• [Listed entries]:
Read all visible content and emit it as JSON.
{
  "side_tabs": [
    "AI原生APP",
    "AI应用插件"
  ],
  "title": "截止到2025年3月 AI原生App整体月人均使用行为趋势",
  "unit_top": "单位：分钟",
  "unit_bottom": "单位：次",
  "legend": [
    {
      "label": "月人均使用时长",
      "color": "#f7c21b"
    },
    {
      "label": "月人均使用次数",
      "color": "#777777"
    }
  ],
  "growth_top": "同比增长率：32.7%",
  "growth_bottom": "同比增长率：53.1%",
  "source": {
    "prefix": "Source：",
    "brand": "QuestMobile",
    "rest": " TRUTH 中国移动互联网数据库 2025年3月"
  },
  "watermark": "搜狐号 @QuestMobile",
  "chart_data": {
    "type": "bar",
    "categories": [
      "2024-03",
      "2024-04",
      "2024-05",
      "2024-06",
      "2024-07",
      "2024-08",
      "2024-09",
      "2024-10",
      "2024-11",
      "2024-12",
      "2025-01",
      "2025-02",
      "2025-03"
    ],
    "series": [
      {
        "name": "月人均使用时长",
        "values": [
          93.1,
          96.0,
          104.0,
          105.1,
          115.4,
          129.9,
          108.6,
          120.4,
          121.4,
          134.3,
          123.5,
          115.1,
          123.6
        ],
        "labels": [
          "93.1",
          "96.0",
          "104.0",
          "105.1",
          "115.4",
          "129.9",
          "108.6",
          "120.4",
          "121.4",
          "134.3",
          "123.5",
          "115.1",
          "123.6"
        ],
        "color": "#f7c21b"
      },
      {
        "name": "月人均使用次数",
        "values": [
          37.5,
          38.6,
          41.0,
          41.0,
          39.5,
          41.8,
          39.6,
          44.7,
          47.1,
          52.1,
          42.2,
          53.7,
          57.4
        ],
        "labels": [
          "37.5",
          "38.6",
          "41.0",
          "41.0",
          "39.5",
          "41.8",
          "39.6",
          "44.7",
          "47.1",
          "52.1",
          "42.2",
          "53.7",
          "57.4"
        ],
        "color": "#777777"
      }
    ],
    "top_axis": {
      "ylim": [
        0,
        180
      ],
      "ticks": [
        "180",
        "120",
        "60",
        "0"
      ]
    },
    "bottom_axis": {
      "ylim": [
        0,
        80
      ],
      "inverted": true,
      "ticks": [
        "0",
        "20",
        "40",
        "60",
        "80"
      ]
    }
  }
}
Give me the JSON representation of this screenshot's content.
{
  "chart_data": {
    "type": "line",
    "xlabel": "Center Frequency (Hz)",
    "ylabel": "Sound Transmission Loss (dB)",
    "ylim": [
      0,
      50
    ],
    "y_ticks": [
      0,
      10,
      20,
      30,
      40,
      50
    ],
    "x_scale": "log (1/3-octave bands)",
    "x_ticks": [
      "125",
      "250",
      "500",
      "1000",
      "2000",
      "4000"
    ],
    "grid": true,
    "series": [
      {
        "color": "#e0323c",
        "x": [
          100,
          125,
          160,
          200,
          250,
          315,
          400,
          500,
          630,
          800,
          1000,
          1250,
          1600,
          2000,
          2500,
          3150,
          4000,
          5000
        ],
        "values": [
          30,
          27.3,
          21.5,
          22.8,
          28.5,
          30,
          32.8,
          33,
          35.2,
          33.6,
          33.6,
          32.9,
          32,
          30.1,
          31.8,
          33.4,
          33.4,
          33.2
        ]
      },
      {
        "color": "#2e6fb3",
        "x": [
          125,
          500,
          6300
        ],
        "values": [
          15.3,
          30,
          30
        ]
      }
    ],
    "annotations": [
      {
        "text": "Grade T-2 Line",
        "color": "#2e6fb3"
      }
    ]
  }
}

• [Required task]: Return all the data exactly as given.

• [Answer to the task]:
Read all visible content and emit it as JSON.
{
  "side_tabs": [
    "AI原生APP",
    "AI应用插件"
  ],
  "title": "截止到2025年3月 AI原生App整体月人均使用行为趋势",
  "unit_top": "单位：分钟",
  "unit_bottom": "单位：次",
  "legend": [
    {
      "label": "月人均使用时长",
      "color": "#f7c21b"
    },
    {
      "label": "月人均使用次数",
      "color": "#777777"
    }
  ],
  "growth_top": "同比增长率：32.7%",
  "growth_bottom": "同比增长率：53.1%",
  "source": {
    "prefix": "Source：",
    "brand": "QuestMobile",
    "rest": " TRUTH 中国移动互联网数据库 2025年3月"
  },
  "watermark": "搜狐号 @QuestMobile",
  "chart_data": {
    "type": "bar",
    "categories": [
      "2024-03",
      "2024-04",
      "2024-05",
      "2024-06",
      "2024-07",
      "2024-08",
      "2024-09",
      "2024-10",
      "2024-11",
      "2024-12",
      "2025-01",
      "2025-02",
      "2025-03"
    ],
    "series": [
      {
        "name": "月人均使用时长",
        "values": [
          93.1,
          96.0,
          104.0,
          105.1,
          115.4,
          129.9,
          108.6,
          120.4,
          121.4,
          134.3,
          123.5,
          115.1,
          123.6
        ],
        "labels": [
          "93.1",
          "96.0",
          "104.0",
          "105.1",
          "115.4",
          "129.9",
          "108.6",
          "120.4",
          "121.4",
          "134.3",
          "123.5",
          "115.1",
          "123.6"
        ],
        "color": "#f7c21b"
      },
      {
        "name": "月人均使用次数",
        "values": [
          37.5,
          38.6,
          41.0,
          41.0,
          39.5,
          41.8,
          39.6,
          44.7,
          47.1,
          52.1,
          42.2,
          53.7,
          57.4
        ],
        "labels": [
          "37.5",
          "38.6",
          "41.0",
          "41.0",
          "39.5",
          "41.8",
          "39.6",
          "44.7",
          "47.1",
          "52.1",
          "42.2",
          "53.7",
          "57.4"
        ],
        "color": "#777777"
      }
    ],
    "top_axis": {
      "ylim": [
        0,
        180
      ],
      "ticks": [
        "180",
        "120",
        "60",
        "0"
      ]
    },
    "bottom_axis": {
      "ylim": [
        0,
        80
      ],
      "inverted": true,
      "ticks": [
        "0",
        "20",
        "40",
        "60",
        "80"
      ]
    }
  }
}
Give me the JSON representation of this screenshot's content.
{
  "chart_data": {
    "type": "line",
    "xlabel": "Center Frequency (Hz)",
    "ylabel": "Sound Transmission Loss (dB)",
    "ylim": [
      0,
      50
    ],
    "y_ticks": [
      0,
      10,
      20,
      30,
      40,
      50
    ],
    "x_scale": "log (1/3-octave bands)",
    "x_ticks": [
      "125",
      "250",
      "500",
      "1000",
      "2000",
      "4000"
    ],
    "grid": true,
    "series": [
      {
        "color": "#e0323c",
        "x": [
          100,
          125,
          160,
          200,
          250,
          315,
          400,
          500,
          630,
          800,
          1000,
          1250,
          1600,
          2000,
          2500,
          3150,
          4000,
          5000
        ],
        "values": [
          30,
          27.3,
          21.5,
          22.8,
          28.5,
          30,
          32.8,
          33,
          35.2,
          33.6,
          33.6,
          32.9,
          32,
          30.1,
          31.8,
          33.4,
          33.4,
          33.2
        ]
      },
      {
        "color": "#2e6fb3",
        "x": [
          125,
          500,
          6300
        ],
        "values": [
          15.3,
          30,
          30
        ]
      }
    ],
    "annotations": [
      {
        "text": "Grade T-2 Line",
        "color": "#2e6fb3"
      }
    ]
  }
}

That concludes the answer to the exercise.